** START Supplied entries **

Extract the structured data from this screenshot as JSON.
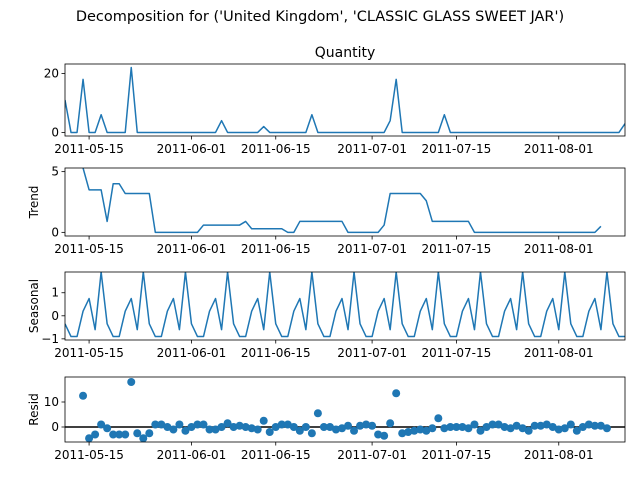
{
  "figure_title": "Decomposition for ('United Kingdom', 'CLASSIC GLASS SWEET JAR')",
  "chart_data": [
    {
      "type": "line",
      "title": "Quantity",
      "ylabel": "",
      "xlim": [
        "2011-05-11",
        "2011-08-12"
      ],
      "ylim": [
        -1.2,
        23.2
      ],
      "yticks": [
        0,
        20
      ],
      "xticks": [
        "2011-05-15",
        "2011-06-01",
        "2011-06-15",
        "2011-07-01",
        "2011-07-15",
        "2011-08-01"
      ],
      "color": "#1f77b4",
      "points": [
        [
          "2011-05-11",
          11
        ],
        [
          "2011-05-12",
          0
        ],
        [
          "2011-05-13",
          0
        ],
        [
          "2011-05-14",
          18
        ],
        [
          "2011-05-15",
          0
        ],
        [
          "2011-05-16",
          0
        ],
        [
          "2011-05-17",
          6
        ],
        [
          "2011-05-18",
          0
        ],
        [
          "2011-05-19",
          0
        ],
        [
          "2011-05-20",
          0
        ],
        [
          "2011-05-21",
          0
        ],
        [
          "2011-05-22",
          22
        ],
        [
          "2011-05-23",
          0
        ],
        [
          "2011-05-24",
          0
        ],
        [
          "2011-06-05",
          0
        ],
        [
          "2011-06-06",
          4
        ],
        [
          "2011-06-07",
          0
        ],
        [
          "2011-06-12",
          0
        ],
        [
          "2011-06-13",
          2
        ],
        [
          "2011-06-14",
          0
        ],
        [
          "2011-06-20",
          0
        ],
        [
          "2011-06-21",
          6
        ],
        [
          "2011-06-22",
          0
        ],
        [
          "2011-07-03",
          0
        ],
        [
          "2011-07-04",
          4
        ],
        [
          "2011-07-05",
          18
        ],
        [
          "2011-07-06",
          0
        ],
        [
          "2011-07-12",
          0
        ],
        [
          "2011-07-13",
          6
        ],
        [
          "2011-07-14",
          0
        ],
        [
          "2011-08-11",
          0
        ],
        [
          "2011-08-12",
          3
        ]
      ]
    },
    {
      "type": "line",
      "title": "",
      "ylabel": "Trend",
      "xlim": [
        "2011-05-11",
        "2011-08-12"
      ],
      "ylim": [
        -0.3,
        5.3
      ],
      "yticks": [
        0,
        5
      ],
      "xticks": [
        "2011-05-15",
        "2011-06-01",
        "2011-06-15",
        "2011-07-01",
        "2011-07-15",
        "2011-08-01"
      ],
      "color": "#1f77b4",
      "points": [
        [
          "2011-05-14",
          5.3
        ],
        [
          "2011-05-15",
          3.5
        ],
        [
          "2011-05-16",
          3.5
        ],
        [
          "2011-05-17",
          3.5
        ],
        [
          "2011-05-18",
          0.9
        ],
        [
          "2011-05-19",
          4.0
        ],
        [
          "2011-05-20",
          4.0
        ],
        [
          "2011-05-21",
          3.2
        ],
        [
          "2011-05-22",
          3.2
        ],
        [
          "2011-05-23",
          3.2
        ],
        [
          "2011-05-24",
          3.2
        ],
        [
          "2011-05-25",
          3.2
        ],
        [
          "2011-05-26",
          0
        ],
        [
          "2011-06-02",
          0
        ],
        [
          "2011-06-03",
          0.6
        ],
        [
          "2011-06-09",
          0.6
        ],
        [
          "2011-06-10",
          0.9
        ],
        [
          "2011-06-11",
          0.3
        ],
        [
          "2011-06-16",
          0.3
        ],
        [
          "2011-06-17",
          0
        ],
        [
          "2011-06-18",
          0
        ],
        [
          "2011-06-19",
          0.9
        ],
        [
          "2011-06-26",
          0.9
        ],
        [
          "2011-06-27",
          0
        ],
        [
          "2011-07-02",
          0
        ],
        [
          "2011-07-03",
          0.6
        ],
        [
          "2011-07-04",
          3.2
        ],
        [
          "2011-07-09",
          3.2
        ],
        [
          "2011-07-10",
          2.6
        ],
        [
          "2011-07-11",
          0.9
        ],
        [
          "2011-07-17",
          0.9
        ],
        [
          "2011-07-18",
          0
        ],
        [
          "2011-08-07",
          0
        ],
        [
          "2011-08-08",
          0.5
        ]
      ]
    },
    {
      "type": "line",
      "title": "",
      "ylabel": "Seasonal",
      "xlim": [
        "2011-05-11",
        "2011-08-12"
      ],
      "ylim": [
        -1.05,
        1.9
      ],
      "yticks": [
        -1,
        0,
        1
      ],
      "xticks": [
        "2011-05-15",
        "2011-06-01",
        "2011-06-15",
        "2011-07-01",
        "2011-07-15",
        "2011-08-01"
      ],
      "color": "#1f77b4",
      "start": "2011-05-11",
      "period_values": [
        -0.35,
        -0.9,
        -0.9,
        0.2,
        0.75,
        -0.6,
        1.9
      ],
      "end": "2011-08-12"
    },
    {
      "type": "scatter",
      "title": "",
      "ylabel": "Resid",
      "xlim": [
        "2011-05-11",
        "2011-08-12"
      ],
      "ylim": [
        -6,
        20
      ],
      "yticks": [
        0,
        10
      ],
      "xticks": [
        "2011-05-15",
        "2011-06-01",
        "2011-06-15",
        "2011-07-01",
        "2011-07-15",
        "2011-08-01"
      ],
      "color": "#1f77b4",
      "baseline": 0,
      "start": "2011-05-14",
      "values": [
        12.5,
        -4.5,
        -3,
        1,
        -0.5,
        -3,
        -3,
        -3,
        18,
        -2.5,
        -4.5,
        -2.5,
        1,
        1,
        0,
        -1,
        1,
        -1.5,
        0,
        1,
        1,
        -1,
        -1,
        0,
        1.5,
        0,
        0.5,
        0,
        -0.5,
        -1,
        2.5,
        -2,
        0,
        1,
        1,
        0,
        -1.5,
        0,
        -2.5,
        5.5,
        0,
        0,
        -1,
        -0.5,
        0.5,
        -1.5,
        0.5,
        1,
        0.5,
        -3,
        -3.5,
        1.5,
        13.5,
        -2.5,
        -2,
        -1.5,
        -1,
        -1.5,
        -0.5,
        3.5,
        -0.5,
        0,
        0,
        0,
        -0.5,
        1,
        -1.5,
        0,
        1,
        1,
        0,
        -0.5,
        0.5,
        -0.5,
        -1.5,
        0.5,
        0.5,
        1,
        0,
        -1,
        -0.5,
        1,
        -1.5,
        0,
        1,
        0.5,
        0.5,
        -0.5
      ]
    }
  ]
}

** END Supplied entries **

■ Problem: Reproduce all of the data exactly, omitting each picture it holds.

■ Task output:
Extract the structured data from this screenshot as JSON.
{
  "figure_title": "Decomposition for ('United Kingdom', 'CLASSIC GLASS SWEET JAR')",
  "chart_data": [
    {
      "type": "line",
      "title": "Quantity",
      "ylabel": "",
      "xlim": [
        "2011-05-11",
        "2011-08-12"
      ],
      "ylim": [
        -1.2,
        23.2
      ],
      "yticks": [
        0,
        20
      ],
      "xticks": [
        "2011-05-15",
        "2011-06-01",
        "2011-06-15",
        "2011-07-01",
        "2011-07-15",
        "2011-08-01"
      ],
      "color": "#1f77b4",
      "points": [
        [
          "2011-05-11",
          11
        ],
        [
          "2011-05-12",
          0
        ],
        [
          "2011-05-13",
          0
        ],
        [
          "2011-05-14",
          18
        ],
        [
          "2011-05-15",
          0
        ],
        [
          "2011-05-16",
          0
        ],
        [
          "2011-05-17",
          6
        ],
        [
          "2011-05-18",
          0
        ],
        [
          "2011-05-19",
          0
        ],
        [
          "2011-05-20",
          0
        ],
        [
          "2011-05-21",
          0
        ],
        [
          "2011-05-22",
          22
        ],
        [
          "2011-05-23",
          0
        ],
        [
          "2011-05-24",
          0
        ],
        [
          "2011-06-05",
          0
        ],
        [
          "2011-06-06",
          4
        ],
        [
          "2011-06-07",
          0
        ],
        [
          "2011-06-12",
          0
        ],
        [
          "2011-06-13",
          2
        ],
        [
          "2011-06-14",
          0
        ],
        [
          "2011-06-20",
          0
        ],
        [
          "2011-06-21",
          6
        ],
        [
          "2011-06-22",
          0
        ],
        [
          "2011-07-03",
          0
        ],
        [
          "2011-07-04",
          4
        ],
        [
          "2011-07-05",
          18
        ],
        [
          "2011-07-06",
          0
        ],
        [
          "2011-07-12",
          0
        ],
        [
          "2011-07-13",
          6
        ],
        [
          "2011-07-14",
          0
        ],
        [
          "2011-08-11",
          0
        ],
        [
          "2011-08-12",
          3
        ]
      ]
    },
    {
      "type": "line",
      "title": "",
      "ylabel": "Trend",
      "xlim": [
        "2011-05-11",
        "2011-08-12"
      ],
      "ylim": [
        -0.3,
        5.3
      ],
      "yticks": [
        0,
        5
      ],
      "xticks": [
        "2011-05-15",
        "2011-06-01",
        "2011-06-15",
        "2011-07-01",
        "2011-07-15",
        "2011-08-01"
      ],
      "color": "#1f77b4",
      "points": [
        [
          "2011-05-14",
          5.3
        ],
        [
          "2011-05-15",
          3.5
        ],
        [
          "2011-05-16",
          3.5
        ],
        [
          "2011-05-17",
          3.5
        ],
        [
          "2011-05-18",
          0.9
        ],
        [
          "2011-05-19",
          4.0
        ],
        [
          "2011-05-20",
          4.0
        ],
        [
          "2011-05-21",
          3.2
        ],
        [
          "2011-05-22",
          3.2
        ],
        [
          "2011-05-23",
          3.2
        ],
        [
          "2011-05-24",
          3.2
        ],
        [
          "2011-05-25",
          3.2
        ],
        [
          "2011-05-26",
          0
        ],
        [
          "2011-06-02",
          0
        ],
        [
          "2011-06-03",
          0.6
        ],
        [
          "2011-06-09",
          0.6
        ],
        [
          "2011-06-10",
          0.9
        ],
        [
          "2011-06-11",
          0.3
        ],
        [
          "2011-06-16",
          0.3
        ],
        [
          "2011-06-17",
          0
        ],
        [
          "2011-06-18",
          0
        ],
        [
          "2011-06-19",
          0.9
        ],
        [
          "2011-06-26",
          0.9
        ],
        [
          "2011-06-27",
          0
        ],
        [
          "2011-07-02",
          0
        ],
        [
          "2011-07-03",
          0.6
        ],
        [
          "2011-07-04",
          3.2
        ],
        [
          "2011-07-09",
          3.2
        ],
        [
          "2011-07-10",
          2.6
        ],
        [
          "2011-07-11",
          0.9
        ],
        [
          "2011-07-17",
          0.9
        ],
        [
          "2011-07-18",
          0
        ],
        [
          "2011-08-07",
          0
        ],
        [
          "2011-08-08",
          0.5
        ]
      ]
    },
    {
      "type": "line",
      "title": "",
      "ylabel": "Seasonal",
      "xlim": [
        "2011-05-11",
        "2011-08-12"
      ],
      "ylim": [
        -1.05,
        1.9
      ],
      "yticks": [
        -1,
        0,
        1
      ],
      "xticks": [
        "2011-05-15",
        "2011-06-01",
        "2011-06-15",
        "2011-07-01",
        "2011-07-15",
        "2011-08-01"
      ],
      "color": "#1f77b4",
      "start": "2011-05-11",
      "period_values": [
        -0.35,
        -0.9,
        -0.9,
        0.2,
        0.75,
        -0.6,
        1.9
      ],
      "end": "2011-08-12"
    },
    {
      "type": "scatter",
      "title": "",
      "ylabel": "Resid",
      "xlim": [
        "2011-05-11",
        "2011-08-12"
      ],
      "ylim": [
        -6,
        20
      ],
      "yticks": [
        0,
        10
      ],
      "xticks": [
        "2011-05-15",
        "2011-06-01",
        "2011-06-15",
        "2011-07-01",
        "2011-07-15",
        "2011-08-01"
      ],
      "color": "#1f77b4",
      "baseline": 0,
      "start": "2011-05-14",
      "values": [
        12.5,
        -4.5,
        -3,
        1,
        -0.5,
        -3,
        -3,
        -3,
        18,
        -2.5,
        -4.5,
        -2.5,
        1,
        1,
        0,
        -1,
        1,
        -1.5,
        0,
        1,
        1,
        -1,
        -1,
        0,
        1.5,
        0,
        0.5,
        0,
        -0.5,
        -1,
        2.5,
        -2,
        0,
        1,
        1,
        0,
        -1.5,
        0,
        -2.5,
        5.5,
        0,
        0,
        -1,
        -0.5,
        0.5,
        -1.5,
        0.5,
        1,
        0.5,
        -3,
        -3.5,
        1.5,
        13.5,
        -2.5,
        -2,
        -1.5,
        -1,
        -1.5,
        -0.5,
        3.5,
        -0.5,
        0,
        0,
        0,
        -0.5,
        1,
        -1.5,
        0,
        1,
        1,
        0,
        -0.5,
        0.5,
        -0.5,
        -1.5,
        0.5,
        0.5,
        1,
        0,
        -1,
        -0.5,
        1,
        -1.5,
        0,
        1,
        0.5,
        0.5,
        -0.5
      ]
    }
  ]
}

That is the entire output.